Short problem: Copy each record exactly as it reads, leaving out any pictures it holds.

Data listing:
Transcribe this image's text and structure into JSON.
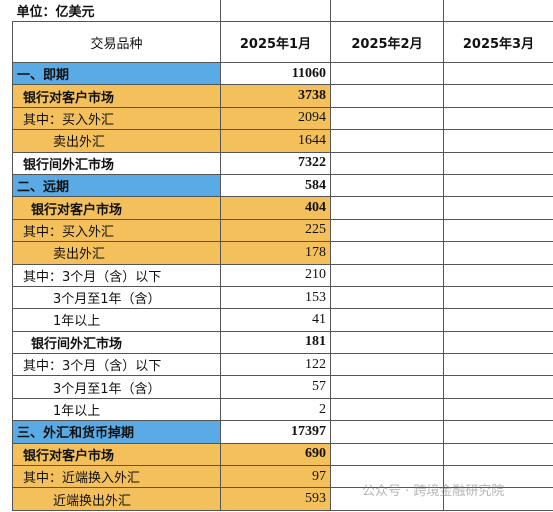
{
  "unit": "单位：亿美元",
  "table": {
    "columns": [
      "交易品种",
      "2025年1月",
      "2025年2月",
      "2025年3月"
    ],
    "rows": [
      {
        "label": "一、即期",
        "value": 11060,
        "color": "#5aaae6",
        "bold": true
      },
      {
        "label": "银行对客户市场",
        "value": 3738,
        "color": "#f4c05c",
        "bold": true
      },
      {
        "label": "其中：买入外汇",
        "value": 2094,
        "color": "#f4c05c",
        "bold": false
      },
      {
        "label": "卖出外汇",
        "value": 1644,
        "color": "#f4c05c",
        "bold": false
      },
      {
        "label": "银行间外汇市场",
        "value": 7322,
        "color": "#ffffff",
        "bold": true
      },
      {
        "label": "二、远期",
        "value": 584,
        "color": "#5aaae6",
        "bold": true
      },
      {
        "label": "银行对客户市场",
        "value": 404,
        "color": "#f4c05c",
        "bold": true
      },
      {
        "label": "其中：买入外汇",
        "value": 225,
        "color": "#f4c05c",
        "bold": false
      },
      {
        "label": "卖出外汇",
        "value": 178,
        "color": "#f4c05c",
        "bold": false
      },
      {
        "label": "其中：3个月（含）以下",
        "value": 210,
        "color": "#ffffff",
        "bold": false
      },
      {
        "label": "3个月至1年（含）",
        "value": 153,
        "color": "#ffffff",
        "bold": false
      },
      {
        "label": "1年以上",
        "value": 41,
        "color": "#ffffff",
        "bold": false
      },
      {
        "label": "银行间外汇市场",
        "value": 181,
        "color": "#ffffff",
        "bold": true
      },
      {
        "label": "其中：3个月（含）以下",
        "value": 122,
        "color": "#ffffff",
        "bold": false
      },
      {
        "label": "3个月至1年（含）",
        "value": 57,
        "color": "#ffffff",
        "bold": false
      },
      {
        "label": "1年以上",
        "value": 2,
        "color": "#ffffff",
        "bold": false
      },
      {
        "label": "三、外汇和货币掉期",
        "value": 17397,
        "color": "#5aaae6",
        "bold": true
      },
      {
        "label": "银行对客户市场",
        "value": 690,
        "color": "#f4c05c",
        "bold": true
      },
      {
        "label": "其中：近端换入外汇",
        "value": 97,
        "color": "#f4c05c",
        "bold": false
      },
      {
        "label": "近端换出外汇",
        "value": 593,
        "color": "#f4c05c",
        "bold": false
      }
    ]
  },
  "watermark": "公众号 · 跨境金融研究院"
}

Answer:
Transcribe this image's text and structure into JSON.
{
  "unit": "单位：亿美元",
  "table": {
    "columns": [
      "交易品种",
      "2025年1月",
      "2025年2月",
      "2025年3月"
    ],
    "rows": [
      {
        "label": "一、即期",
        "value": 11060,
        "color": "#5aaae6",
        "bold": true
      },
      {
        "label": "银行对客户市场",
        "value": 3738,
        "color": "#f4c05c",
        "bold": true
      },
      {
        "label": "其中：买入外汇",
        "value": 2094,
        "color": "#f4c05c",
        "bold": false
      },
      {
        "label": "卖出外汇",
        "value": 1644,
        "color": "#f4c05c",
        "bold": false
      },
      {
        "label": "银行间外汇市场",
        "value": 7322,
        "color": "#ffffff",
        "bold": true
      },
      {
        "label": "二、远期",
        "value": 584,
        "color": "#5aaae6",
        "bold": true
      },
      {
        "label": "银行对客户市场",
        "value": 404,
        "color": "#f4c05c",
        "bold": true
      },
      {
        "label": "其中：买入外汇",
        "value": 225,
        "color": "#f4c05c",
        "bold": false
      },
      {
        "label": "卖出外汇",
        "value": 178,
        "color": "#f4c05c",
        "bold": false
      },
      {
        "label": "其中：3个月（含）以下",
        "value": 210,
        "color": "#ffffff",
        "bold": false
      },
      {
        "label": "3个月至1年（含）",
        "value": 153,
        "color": "#ffffff",
        "bold": false
      },
      {
        "label": "1年以上",
        "value": 41,
        "color": "#ffffff",
        "bold": false
      },
      {
        "label": "银行间外汇市场",
        "value": 181,
        "color": "#ffffff",
        "bold": true
      },
      {
        "label": "其中：3个月（含）以下",
        "value": 122,
        "color": "#ffffff",
        "bold": false
      },
      {
        "label": "3个月至1年（含）",
        "value": 57,
        "color": "#ffffff",
        "bold": false
      },
      {
        "label": "1年以上",
        "value": 2,
        "color": "#ffffff",
        "bold": false
      },
      {
        "label": "三、外汇和货币掉期",
        "value": 17397,
        "color": "#5aaae6",
        "bold": true
      },
      {
        "label": "银行对客户市场",
        "value": 690,
        "color": "#f4c05c",
        "bold": true
      },
      {
        "label": "其中：近端换入外汇",
        "value": 97,
        "color": "#f4c05c",
        "bold": false
      },
      {
        "label": "近端换出外汇",
        "value": 593,
        "color": "#f4c05c",
        "bold": false
      }
    ]
  },
  "watermark": "公众号 · 跨境金融研究院"
}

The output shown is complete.